— What you are asked to do —
Copy out the listing exactly.
- - - -
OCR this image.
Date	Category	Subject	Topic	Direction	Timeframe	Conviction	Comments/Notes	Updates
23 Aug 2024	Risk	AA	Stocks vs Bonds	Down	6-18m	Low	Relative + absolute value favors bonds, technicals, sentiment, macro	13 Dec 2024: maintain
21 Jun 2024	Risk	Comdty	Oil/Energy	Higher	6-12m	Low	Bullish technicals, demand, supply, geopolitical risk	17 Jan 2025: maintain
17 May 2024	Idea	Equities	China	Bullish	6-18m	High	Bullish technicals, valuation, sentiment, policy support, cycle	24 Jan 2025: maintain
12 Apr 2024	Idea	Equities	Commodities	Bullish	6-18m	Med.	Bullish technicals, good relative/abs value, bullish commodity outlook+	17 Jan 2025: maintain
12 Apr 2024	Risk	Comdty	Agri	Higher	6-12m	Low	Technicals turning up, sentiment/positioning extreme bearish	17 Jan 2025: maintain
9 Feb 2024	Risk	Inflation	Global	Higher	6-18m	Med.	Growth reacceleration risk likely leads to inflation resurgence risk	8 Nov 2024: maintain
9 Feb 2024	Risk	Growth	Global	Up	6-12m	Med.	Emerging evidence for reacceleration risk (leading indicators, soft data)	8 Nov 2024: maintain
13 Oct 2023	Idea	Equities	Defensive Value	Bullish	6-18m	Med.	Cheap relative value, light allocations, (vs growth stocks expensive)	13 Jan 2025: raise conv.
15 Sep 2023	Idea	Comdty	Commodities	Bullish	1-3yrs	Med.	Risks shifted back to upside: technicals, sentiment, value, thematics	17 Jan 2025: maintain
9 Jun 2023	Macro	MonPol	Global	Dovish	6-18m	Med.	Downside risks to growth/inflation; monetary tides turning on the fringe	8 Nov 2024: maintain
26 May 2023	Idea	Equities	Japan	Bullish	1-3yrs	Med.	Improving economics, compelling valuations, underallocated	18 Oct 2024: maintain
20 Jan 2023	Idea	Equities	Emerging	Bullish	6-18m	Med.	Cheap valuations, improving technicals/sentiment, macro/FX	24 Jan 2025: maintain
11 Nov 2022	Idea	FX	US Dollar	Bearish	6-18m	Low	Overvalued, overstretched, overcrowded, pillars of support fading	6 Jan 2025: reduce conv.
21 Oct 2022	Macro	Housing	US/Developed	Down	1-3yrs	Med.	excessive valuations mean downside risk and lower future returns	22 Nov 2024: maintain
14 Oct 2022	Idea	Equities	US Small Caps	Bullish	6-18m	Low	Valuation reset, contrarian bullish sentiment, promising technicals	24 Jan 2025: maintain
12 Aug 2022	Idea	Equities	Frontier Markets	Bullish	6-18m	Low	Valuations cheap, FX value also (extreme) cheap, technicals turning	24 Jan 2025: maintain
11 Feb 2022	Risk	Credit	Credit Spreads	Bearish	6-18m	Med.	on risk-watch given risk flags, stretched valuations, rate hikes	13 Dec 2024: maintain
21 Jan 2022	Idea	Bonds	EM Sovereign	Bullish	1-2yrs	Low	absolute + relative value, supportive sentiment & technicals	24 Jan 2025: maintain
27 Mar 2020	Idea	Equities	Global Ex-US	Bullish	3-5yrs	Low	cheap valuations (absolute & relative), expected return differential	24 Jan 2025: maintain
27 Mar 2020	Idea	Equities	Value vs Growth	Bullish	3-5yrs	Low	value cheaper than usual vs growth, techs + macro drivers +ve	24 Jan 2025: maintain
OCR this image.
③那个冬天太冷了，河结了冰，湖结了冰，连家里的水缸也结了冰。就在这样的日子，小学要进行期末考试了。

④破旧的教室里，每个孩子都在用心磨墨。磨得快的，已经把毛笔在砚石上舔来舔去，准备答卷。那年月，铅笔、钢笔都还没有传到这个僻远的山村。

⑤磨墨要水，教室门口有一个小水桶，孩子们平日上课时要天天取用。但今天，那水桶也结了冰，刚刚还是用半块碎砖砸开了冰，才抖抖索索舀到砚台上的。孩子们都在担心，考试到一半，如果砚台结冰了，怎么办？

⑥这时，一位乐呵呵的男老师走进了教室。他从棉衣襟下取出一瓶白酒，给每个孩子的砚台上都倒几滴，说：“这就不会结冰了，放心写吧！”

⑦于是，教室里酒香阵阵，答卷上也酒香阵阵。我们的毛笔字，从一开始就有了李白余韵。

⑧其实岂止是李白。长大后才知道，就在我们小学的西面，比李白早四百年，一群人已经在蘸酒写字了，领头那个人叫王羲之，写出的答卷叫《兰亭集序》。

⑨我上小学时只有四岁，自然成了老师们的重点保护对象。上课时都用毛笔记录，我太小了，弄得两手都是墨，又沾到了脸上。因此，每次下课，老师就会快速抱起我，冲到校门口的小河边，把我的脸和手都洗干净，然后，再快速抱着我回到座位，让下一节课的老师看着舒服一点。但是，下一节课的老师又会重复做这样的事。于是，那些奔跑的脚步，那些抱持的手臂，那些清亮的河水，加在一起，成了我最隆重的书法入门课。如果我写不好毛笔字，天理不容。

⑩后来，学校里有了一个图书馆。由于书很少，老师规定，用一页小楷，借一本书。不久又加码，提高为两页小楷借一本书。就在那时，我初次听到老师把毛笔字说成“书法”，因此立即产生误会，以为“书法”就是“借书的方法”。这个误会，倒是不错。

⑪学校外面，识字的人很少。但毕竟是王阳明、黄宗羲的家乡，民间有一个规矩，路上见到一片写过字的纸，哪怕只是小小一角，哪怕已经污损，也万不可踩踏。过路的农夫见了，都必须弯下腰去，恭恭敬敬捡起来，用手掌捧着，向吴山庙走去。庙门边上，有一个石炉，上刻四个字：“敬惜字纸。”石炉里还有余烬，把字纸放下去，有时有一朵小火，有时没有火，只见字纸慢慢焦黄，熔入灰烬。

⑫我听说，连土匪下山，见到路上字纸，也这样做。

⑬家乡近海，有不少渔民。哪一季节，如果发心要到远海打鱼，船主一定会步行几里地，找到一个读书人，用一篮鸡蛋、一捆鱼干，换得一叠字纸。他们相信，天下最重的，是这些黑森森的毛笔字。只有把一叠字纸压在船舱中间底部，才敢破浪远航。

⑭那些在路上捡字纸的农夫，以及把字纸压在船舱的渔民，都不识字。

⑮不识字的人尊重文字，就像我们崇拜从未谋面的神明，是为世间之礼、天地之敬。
- - - -
— Written solution —
OCR this image.
Date	Category	Subject	Topic	Direction	Timeframe	Conviction	Comments/Notes	Updates
23 Aug 2024	Risk	AA	Stocks vs Bonds	Down	6-18m	Low	Relative + absolute value favors bonds, technicals, sentiment, macro	13 Dec 2024: maintain
21 Jun 2024	Risk	Comdty	Oil/Energy	Higher	6-12m	Low	Bullish technicals, demand, supply, geopolitical risk	17 Jan 2025: maintain
17 May 2024	Idea	Equities	China	Bullish	6-18m	High	Bullish technicals, valuation, sentiment, policy support, cycle	24 Jan 2025: maintain
12 Apr 2024	Idea	Equities	Commodities	Bullish	6-18m	Med.	Bullish technicals, good relative/abs value, bullish commodity outlook+	17 Jan 2025: maintain
12 Apr 2024	Risk	Comdty	Agri	Higher	6-12m	Low	Technicals turning up, sentiment/positioning extreme bearish	17 Jan 2025: maintain
9 Feb 2024	Risk	Inflation	Global	Higher	6-18m	Med.	Growth reacceleration risk likely leads to inflation resurgence risk	8 Nov 2024: maintain
9 Feb 2024	Risk	Growth	Global	Up	6-12m	Med.	Emerging evidence for reacceleration risk (leading indicators, soft data)	8 Nov 2024: maintain
13 Oct 2023	Idea	Equities	Defensive Value	Bullish	6-18m	Med.	Cheap relative value, light allocations, (vs growth stocks expensive)	13 Jan 2025: raise conv.
15 Sep 2023	Idea	Comdty	Commodities	Bullish	1-3yrs	Med.	Risks shifted back to upside: technicals, sentiment, value, thematics	17 Jan 2025: maintain
9 Jun 2023	Macro	MonPol	Global	Dovish	6-18m	Med.	Downside risks to growth/inflation; monetary tides turning on the fringe	8 Nov 2024: maintain
26 May 2023	Idea	Equities	Japan	Bullish	1-3yrs	Med.	Improving economics, compelling valuations, underallocated	18 Oct 2024: maintain
20 Jan 2023	Idea	Equities	Emerging	Bullish	6-18m	Med.	Cheap valuations, improving technicals/sentiment, macro/FX	24 Jan 2025: maintain
11 Nov 2022	Idea	FX	US Dollar	Bearish	6-18m	Low	Overvalued, overstretched, overcrowded, pillars of support fading	6 Jan 2025: reduce conv.
21 Oct 2022	Macro	Housing	US/Developed	Down	1-3yrs	Med.	excessive valuations mean downside risk and lower future returns	22 Nov 2024: maintain
14 Oct 2022	Idea	Equities	US Small Caps	Bullish	6-18m	Low	Valuation reset, contrarian bullish sentiment, promising technicals	24 Jan 2025: maintain
12 Aug 2022	Idea	Equities	Frontier Markets	Bullish	6-18m	Low	Valuations cheap, FX value also (extreme) cheap, technicals turning	24 Jan 2025: maintain
11 Feb 2022	Risk	Credit	Credit Spreads	Bearish	6-18m	Med.	on risk-watch given risk flags, stretched valuations, rate hikes	13 Dec 2024: maintain
21 Jan 2022	Idea	Bonds	EM Sovereign	Bullish	1-2yrs	Low	absolute + relative value, supportive sentiment & technicals	24 Jan 2025: maintain
27 Mar 2020	Idea	Equities	Global Ex-US	Bullish	3-5yrs	Low	cheap valuations (absolute & relative), expected return differential	24 Jan 2025: maintain
27 Mar 2020	Idea	Equities	Value vs Growth	Bullish	3-5yrs	Low	value cheaper than usual vs growth, techs + macro drivers +ve	24 Jan 2025: maintain
OCR this image.
③那个冬天太冷了，河结了冰，湖结了冰，连家里的水缸也结了冰。就在这样的日子，小学要进行期末考试了。

④破旧的教室里，每个孩子都在用心磨墨。磨得快的，已经把毛笔在砚石上舔来舔去，准备答卷。那年月，铅笔、钢笔都还没有传到这个僻远的山村。

⑤磨墨要水，教室门口有一个小水桶，孩子们平日上课时要天天取用。但今天，那水桶也结了冰，刚刚还是用半块碎砖砸开了冰，才抖抖索索舀到砚台上的。孩子们都在担心，考试到一半，如果砚台结冰了，怎么办？

⑥这时，一位乐呵呵的男老师走进了教室。他从棉衣襟下取出一瓶白酒，给每个孩子的砚台上都倒几滴，说：“这就不会结冰了，放心写吧！”

⑦于是，教室里酒香阵阵，答卷上也酒香阵阵。我们的毛笔字，从一开始就有了李白余韵。

⑧其实岂止是李白。长大后才知道，就在我们小学的西面，比李白早四百年，一群人已经在蘸酒写字了，领头那个人叫王羲之，写出的答卷叫《兰亭集序》。

⑨我上小学时只有四岁，自然成了老师们的重点保护对象。上课时都用毛笔记录，我太小了，弄得两手都是墨，又沾到了脸上。因此，每次下课，老师就会快速抱起我，冲到校门口的小河边，把我的脸和手都洗干净，然后，再快速抱着我回到座位，让下一节课的老师看着舒服一点。但是，下一节课的老师又会重复做这样的事。于是，那些奔跑的脚步，那些抱持的手臂，那些清亮的河水，加在一起，成了我最隆重的书法入门课。如果我写不好毛笔字，天理不容。

⑩后来，学校里有了一个图书馆。由于书很少，老师规定，用一页小楷，借一本书。不久又加码，提高为两页小楷借一本书。就在那时，我初次听到老师把毛笔字说成“书法”，因此立即产生误会，以为“书法”就是“借书的方法”。这个误会，倒是不错。

⑪学校外面，识字的人很少。但毕竟是王阳明、黄宗羲的家乡，民间有一个规矩，路上见到一片写过字的纸，哪怕只是小小一角，哪怕已经污损，也万不可踩踏。过路的农夫见了，都必须弯下腰去，恭恭敬敬捡起来，用手掌捧着，向吴山庙走去。庙门边上，有一个石炉，上刻四个字：“敬惜字纸。”石炉里还有余烬，把字纸放下去，有时有一朵小火，有时没有火，只见字纸慢慢焦黄，熔入灰烬。

⑫我听说，连土匪下山，见到路上字纸，也这样做。

⑬家乡近海，有不少渔民。哪一季节，如果发心要到远海打鱼，船主一定会步行几里地，找到一个读书人，用一篮鸡蛋、一捆鱼干，换得一叠字纸。他们相信，天下最重的，是这些黑森森的毛笔字。只有把一叠字纸压在船舱中间底部，才敢破浪远航。

⑭那些在路上捡字纸的农夫，以及把字纸压在船舱的渔民，都不识字。

⑮不识字的人尊重文字，就像我们崇拜从未谋面的神明，是为世间之礼、天地之敬。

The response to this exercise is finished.